Each entry must be reproduced precisely as it stands.

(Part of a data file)
————

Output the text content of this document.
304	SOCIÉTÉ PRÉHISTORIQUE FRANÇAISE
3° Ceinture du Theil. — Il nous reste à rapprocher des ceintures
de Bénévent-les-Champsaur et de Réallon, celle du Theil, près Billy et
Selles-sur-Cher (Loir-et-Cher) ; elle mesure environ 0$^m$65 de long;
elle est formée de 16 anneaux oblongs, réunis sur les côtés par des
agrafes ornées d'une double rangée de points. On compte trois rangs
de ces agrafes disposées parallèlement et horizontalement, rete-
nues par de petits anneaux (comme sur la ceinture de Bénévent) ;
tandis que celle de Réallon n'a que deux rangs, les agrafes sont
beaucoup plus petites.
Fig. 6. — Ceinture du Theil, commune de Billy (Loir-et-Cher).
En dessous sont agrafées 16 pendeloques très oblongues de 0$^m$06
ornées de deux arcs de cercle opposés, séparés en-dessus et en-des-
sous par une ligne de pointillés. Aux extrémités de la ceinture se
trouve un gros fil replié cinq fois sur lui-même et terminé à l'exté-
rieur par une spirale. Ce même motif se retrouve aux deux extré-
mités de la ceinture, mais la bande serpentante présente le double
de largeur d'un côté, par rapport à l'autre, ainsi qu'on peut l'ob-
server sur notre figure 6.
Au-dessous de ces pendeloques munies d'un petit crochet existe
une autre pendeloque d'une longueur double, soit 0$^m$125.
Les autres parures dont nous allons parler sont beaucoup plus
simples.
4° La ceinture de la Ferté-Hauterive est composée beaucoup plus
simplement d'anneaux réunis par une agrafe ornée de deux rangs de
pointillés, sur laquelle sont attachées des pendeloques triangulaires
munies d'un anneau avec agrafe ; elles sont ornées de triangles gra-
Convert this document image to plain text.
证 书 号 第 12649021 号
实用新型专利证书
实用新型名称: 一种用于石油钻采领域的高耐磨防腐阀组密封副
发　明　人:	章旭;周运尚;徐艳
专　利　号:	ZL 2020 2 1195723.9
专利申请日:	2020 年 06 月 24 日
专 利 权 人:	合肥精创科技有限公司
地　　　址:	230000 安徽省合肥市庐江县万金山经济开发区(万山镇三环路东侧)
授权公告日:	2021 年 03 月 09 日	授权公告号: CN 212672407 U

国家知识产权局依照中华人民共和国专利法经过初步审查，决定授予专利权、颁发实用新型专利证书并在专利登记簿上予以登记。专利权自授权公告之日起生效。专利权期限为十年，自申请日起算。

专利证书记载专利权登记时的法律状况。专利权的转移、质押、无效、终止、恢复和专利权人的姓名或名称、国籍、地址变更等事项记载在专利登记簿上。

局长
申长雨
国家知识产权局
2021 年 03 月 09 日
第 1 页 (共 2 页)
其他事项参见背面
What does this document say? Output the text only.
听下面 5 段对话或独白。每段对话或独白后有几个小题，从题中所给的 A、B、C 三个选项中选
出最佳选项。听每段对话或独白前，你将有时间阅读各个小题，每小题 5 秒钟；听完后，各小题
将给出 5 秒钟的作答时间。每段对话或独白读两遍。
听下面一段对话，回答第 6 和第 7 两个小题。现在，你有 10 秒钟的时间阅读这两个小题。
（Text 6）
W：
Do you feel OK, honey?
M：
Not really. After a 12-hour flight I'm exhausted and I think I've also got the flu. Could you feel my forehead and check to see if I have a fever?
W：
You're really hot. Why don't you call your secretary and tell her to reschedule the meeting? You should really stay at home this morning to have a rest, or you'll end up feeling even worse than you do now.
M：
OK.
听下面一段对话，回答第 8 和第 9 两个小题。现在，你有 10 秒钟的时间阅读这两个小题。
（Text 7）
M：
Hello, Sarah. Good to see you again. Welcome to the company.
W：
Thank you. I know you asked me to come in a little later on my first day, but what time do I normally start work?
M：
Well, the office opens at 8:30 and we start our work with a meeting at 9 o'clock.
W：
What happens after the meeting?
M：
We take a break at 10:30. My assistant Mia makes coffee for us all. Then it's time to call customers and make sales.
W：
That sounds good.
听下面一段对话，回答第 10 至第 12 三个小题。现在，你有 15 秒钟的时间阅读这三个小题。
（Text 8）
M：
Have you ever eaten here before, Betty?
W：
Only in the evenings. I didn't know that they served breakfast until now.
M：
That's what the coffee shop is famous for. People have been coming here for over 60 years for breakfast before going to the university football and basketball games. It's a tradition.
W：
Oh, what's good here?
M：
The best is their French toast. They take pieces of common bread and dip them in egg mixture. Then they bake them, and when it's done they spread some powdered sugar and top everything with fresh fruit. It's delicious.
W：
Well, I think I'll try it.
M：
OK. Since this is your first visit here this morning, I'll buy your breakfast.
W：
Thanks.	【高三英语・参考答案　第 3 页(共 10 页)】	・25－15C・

————

Solution below –
Output the text content of this document.
304	SOCIÉTÉ PRÉHISTORIQUE FRANÇAISE
3° Ceinture du Theil. — Il nous reste à rapprocher des ceintures
de Bénévent-les-Champsaur et de Réallon, celle du Theil, près Billy et
Selles-sur-Cher (Loir-et-Cher) ; elle mesure environ 0$^m$65 de long;
elle est formée de 16 anneaux oblongs, réunis sur les côtés par des
agrafes ornées d'une double rangée de points. On compte trois rangs
de ces agrafes disposées parallèlement et horizontalement, rete-
nues par de petits anneaux (comme sur la ceinture de Bénévent) ;
tandis que celle de Réallon n'a que deux rangs, les agrafes sont
beaucoup plus petites.
Fig. 6. — Ceinture du Theil, commune de Billy (Loir-et-Cher).
En dessous sont agrafées 16 pendeloques très oblongues de 0$^m$06
ornées de deux arcs de cercle opposés, séparés en-dessus et en-des-
sous par une ligne de pointillés. Aux extrémités de la ceinture se
trouve un gros fil replié cinq fois sur lui-même et terminé à l'exté-
rieur par une spirale. Ce même motif se retrouve aux deux extré-
mités de la ceinture, mais la bande serpentante présente le double
de largeur d'un côté, par rapport à l'autre, ainsi qu'on peut l'ob-
server sur notre figure 6.
Au-dessous de ces pendeloques munies d'un petit crochet existe
une autre pendeloque d'une longueur double, soit 0$^m$125.
Les autres parures dont nous allons parler sont beaucoup plus
simples.
4° La ceinture de la Ferté-Hauterive est composée beaucoup plus
simplement d'anneaux réunis par une agrafe ornée de deux rangs de
pointillés, sur laquelle sont attachées des pendeloques triangulaires
munies d'un anneau avec agrafe ; elles sont ornées de triangles gra-
Convert this document image to plain text.
证 书 号 第 12649021 号
实用新型专利证书
实用新型名称: 一种用于石油钻采领域的高耐磨防腐阀组密封副
发　明　人:	章旭;周运尚;徐艳
专　利　号:	ZL 2020 2 1195723.9
专利申请日:	2020 年 06 月 24 日
专 利 权 人:	合肥精创科技有限公司
地　　　址:	230000 安徽省合肥市庐江县万金山经济开发区(万山镇三环路东侧)
授权公告日:	2021 年 03 月 09 日	授权公告号: CN 212672407 U

国家知识产权局依照中华人民共和国专利法经过初步审查，决定授予专利权、颁发实用新型专利证书并在专利登记簿上予以登记。专利权自授权公告之日起生效。专利权期限为十年，自申请日起算。

专利证书记载专利权登记时的法律状况。专利权的转移、质押、无效、终止、恢复和专利权人的姓名或名称、国籍、地址变更等事项记载在专利登记簿上。

局长
申长雨
国家知识产权局
2021 年 03 月 09 日
第 1 页 (共 2 页)
其他事项参见背面
What does this document say? Output the text only.
听下面 5 段对话或独白。每段对话或独白后有几个小题，从题中所给的 A、B、C 三个选项中选
出最佳选项。听每段对话或独白前，你将有时间阅读各个小题，每小题 5 秒钟；听完后，各小题
将给出 5 秒钟的作答时间。每段对话或独白读两遍。
听下面一段对话，回答第 6 和第 7 两个小题。现在，你有 10 秒钟的时间阅读这两个小题。
（Text 6）
W：
Do you feel OK, honey?
M：
Not really. After a 12-hour flight I'm exhausted and I think I've also got the flu. Could you feel my forehead and check to see if I have a fever?
W：
You're really hot. Why don't you call your secretary and tell her to reschedule the meeting? You should really stay at home this morning to have a rest, or you'll end up feeling even worse than you do now.
M：
OK.
听下面一段对话，回答第 8 和第 9 两个小题。现在，你有 10 秒钟的时间阅读这两个小题。
（Text 7）
M：
Hello, Sarah. Good to see you again. Welcome to the company.
W：
Thank you. I know you asked me to come in a little later on my first day, but what time do I normally start work?
M：
Well, the office opens at 8:30 and we start our work with a meeting at 9 o'clock.
W：
What happens after the meeting?
M：
We take a break at 10:30. My assistant Mia makes coffee for us all. Then it's time to call customers and make sales.
W：
That sounds good.
听下面一段对话，回答第 10 至第 12 三个小题。现在，你有 15 秒钟的时间阅读这三个小题。
（Text 8）
M：
Have you ever eaten here before, Betty?
W：
Only in the evenings. I didn't know that they served breakfast until now.
M：
That's what the coffee shop is famous for. People have been coming here for over 60 years for breakfast before going to the university football and basketball games. It's a tradition.
W：
Oh, what's good here?
M：
The best is their French toast. They take pieces of common bread and dip them in egg mixture. Then they bake them, and when it's done they spread some powdered sugar and top everything with fresh fruit. It's delicious.
W：
Well, I think I'll try it.
M：
OK. Since this is your first visit here this morning, I'll buy your breakfast.
W：
Thanks.	【高三英语・参考答案　第 3 页(共 10 页)】	・25－15C・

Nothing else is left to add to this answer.